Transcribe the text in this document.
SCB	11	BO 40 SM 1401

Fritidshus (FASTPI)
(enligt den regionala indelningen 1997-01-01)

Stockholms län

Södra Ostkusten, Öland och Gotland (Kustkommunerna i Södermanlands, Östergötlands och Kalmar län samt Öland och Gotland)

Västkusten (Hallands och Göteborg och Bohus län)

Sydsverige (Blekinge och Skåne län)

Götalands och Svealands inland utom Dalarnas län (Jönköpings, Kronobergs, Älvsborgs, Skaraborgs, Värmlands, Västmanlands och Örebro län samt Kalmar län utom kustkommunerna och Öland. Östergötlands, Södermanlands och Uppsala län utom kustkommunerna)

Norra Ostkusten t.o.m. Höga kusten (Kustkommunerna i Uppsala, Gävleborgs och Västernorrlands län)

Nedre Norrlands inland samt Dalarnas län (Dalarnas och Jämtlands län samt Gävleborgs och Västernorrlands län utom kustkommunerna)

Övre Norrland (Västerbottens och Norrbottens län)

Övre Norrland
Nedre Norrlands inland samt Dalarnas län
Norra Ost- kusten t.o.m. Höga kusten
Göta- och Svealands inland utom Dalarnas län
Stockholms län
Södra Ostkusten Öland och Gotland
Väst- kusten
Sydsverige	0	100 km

━━━━━━━━━━━━━━━━━━━━

Copy each line of the preceding data that contains the string "Kalmar".

Södra Ostkusten, Öland och Gotland (Kustkommunerna i Södermanlands, Östergötlands och Kalmar län samt Öland och Gotland)
Götalands och Svealands inland utom Dalarnas län (Jönköpings, Kronobergs, Älvsborgs, Skaraborgs, Värmlands, Västmanlands och Örebro län samt Kalmar län utom kustkommunerna och Öland. Östergötlands, Södermanlands och Uppsala län utom kustkommunerna)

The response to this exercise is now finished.